◆ What the exercise asks
Retype the records exactly, with nothing added or dropped.

+ + + + +

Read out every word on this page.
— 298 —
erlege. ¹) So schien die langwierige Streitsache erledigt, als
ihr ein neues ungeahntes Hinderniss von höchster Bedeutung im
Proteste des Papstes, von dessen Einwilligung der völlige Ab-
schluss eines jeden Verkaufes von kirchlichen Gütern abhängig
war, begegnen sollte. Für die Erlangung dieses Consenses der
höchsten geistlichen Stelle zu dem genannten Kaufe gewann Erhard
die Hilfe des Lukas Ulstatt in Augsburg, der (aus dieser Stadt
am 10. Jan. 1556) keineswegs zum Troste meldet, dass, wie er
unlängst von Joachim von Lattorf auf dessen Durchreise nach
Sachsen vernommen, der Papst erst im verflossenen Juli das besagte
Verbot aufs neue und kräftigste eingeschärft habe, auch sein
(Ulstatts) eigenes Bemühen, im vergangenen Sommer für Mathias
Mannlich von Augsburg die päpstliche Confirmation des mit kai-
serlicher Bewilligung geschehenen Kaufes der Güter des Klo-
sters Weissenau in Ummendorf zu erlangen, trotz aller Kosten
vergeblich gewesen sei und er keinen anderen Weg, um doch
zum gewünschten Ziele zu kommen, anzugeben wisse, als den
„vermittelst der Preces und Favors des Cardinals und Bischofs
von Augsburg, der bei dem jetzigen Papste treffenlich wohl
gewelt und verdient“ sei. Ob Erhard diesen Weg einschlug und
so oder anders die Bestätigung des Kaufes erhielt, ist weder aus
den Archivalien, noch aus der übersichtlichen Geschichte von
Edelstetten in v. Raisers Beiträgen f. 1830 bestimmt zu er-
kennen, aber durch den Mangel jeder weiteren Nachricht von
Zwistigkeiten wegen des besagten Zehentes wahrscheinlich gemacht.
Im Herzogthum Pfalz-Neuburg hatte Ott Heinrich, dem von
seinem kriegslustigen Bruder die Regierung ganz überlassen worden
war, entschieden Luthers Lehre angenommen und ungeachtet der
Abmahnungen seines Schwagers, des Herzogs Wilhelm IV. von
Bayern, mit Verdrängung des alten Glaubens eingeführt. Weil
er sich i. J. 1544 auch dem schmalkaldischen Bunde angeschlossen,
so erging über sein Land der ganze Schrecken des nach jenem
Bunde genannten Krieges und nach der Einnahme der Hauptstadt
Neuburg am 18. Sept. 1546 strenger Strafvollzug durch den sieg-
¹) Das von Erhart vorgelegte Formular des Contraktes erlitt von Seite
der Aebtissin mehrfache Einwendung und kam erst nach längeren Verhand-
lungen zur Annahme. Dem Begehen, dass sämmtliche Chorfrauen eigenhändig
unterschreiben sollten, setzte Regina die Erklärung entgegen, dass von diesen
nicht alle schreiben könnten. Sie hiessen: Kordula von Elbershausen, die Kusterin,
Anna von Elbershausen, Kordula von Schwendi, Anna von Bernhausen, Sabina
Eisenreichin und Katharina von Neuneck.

+ + + + +

◆ Solved exercise
Read out every word on this page.
— 298 —
erlege. ¹) So schien die langwierige Streitsache erledigt, als
ihr ein neues ungeahntes Hinderniss von höchster Bedeutung im
Proteste des Papstes, von dessen Einwilligung der völlige Ab-
schluss eines jeden Verkaufes von kirchlichen Gütern abhängig
war, begegnen sollte. Für die Erlangung dieses Consenses der
höchsten geistlichen Stelle zu dem genannten Kaufe gewann Erhard
die Hilfe des Lukas Ulstatt in Augsburg, der (aus dieser Stadt
am 10. Jan. 1556) keineswegs zum Troste meldet, dass, wie er
unlängst von Joachim von Lattorf auf dessen Durchreise nach
Sachsen vernommen, der Papst erst im verflossenen Juli das besagte
Verbot aufs neue und kräftigste eingeschärft habe, auch sein
(Ulstatts) eigenes Bemühen, im vergangenen Sommer für Mathias
Mannlich von Augsburg die päpstliche Confirmation des mit kai-
serlicher Bewilligung geschehenen Kaufes der Güter des Klo-
sters Weissenau in Ummendorf zu erlangen, trotz aller Kosten
vergeblich gewesen sei und er keinen anderen Weg, um doch
zum gewünschten Ziele zu kommen, anzugeben wisse, als den
„vermittelst der Preces und Favors des Cardinals und Bischofs
von Augsburg, der bei dem jetzigen Papste treffenlich wohl
gewelt und verdient“ sei. Ob Erhard diesen Weg einschlug und
so oder anders die Bestätigung des Kaufes erhielt, ist weder aus
den Archivalien, noch aus der übersichtlichen Geschichte von
Edelstetten in v. Raisers Beiträgen f. 1830 bestimmt zu er-
kennen, aber durch den Mangel jeder weiteren Nachricht von
Zwistigkeiten wegen des besagten Zehentes wahrscheinlich gemacht.
Im Herzogthum Pfalz-Neuburg hatte Ott Heinrich, dem von
seinem kriegslustigen Bruder die Regierung ganz überlassen worden
war, entschieden Luthers Lehre angenommen und ungeachtet der
Abmahnungen seines Schwagers, des Herzogs Wilhelm IV. von
Bayern, mit Verdrängung des alten Glaubens eingeführt. Weil
er sich i. J. 1544 auch dem schmalkaldischen Bunde angeschlossen,
so erging über sein Land der ganze Schrecken des nach jenem
Bunde genannten Krieges und nach der Einnahme der Hauptstadt
Neuburg am 18. Sept. 1546 strenger Strafvollzug durch den sieg-
¹) Das von Erhart vorgelegte Formular des Contraktes erlitt von Seite
der Aebtissin mehrfache Einwendung und kam erst nach längeren Verhand-
lungen zur Annahme. Dem Begehen, dass sämmtliche Chorfrauen eigenhändig
unterschreiben sollten, setzte Regina die Erklärung entgegen, dass von diesen
nicht alle schreiben könnten. Sie hiessen: Kordula von Elbershausen, die Kusterin,
Anna von Elbershausen, Kordula von Schwendi, Anna von Bernhausen, Sabina
Eisenreichin und Katharina von Neuneck.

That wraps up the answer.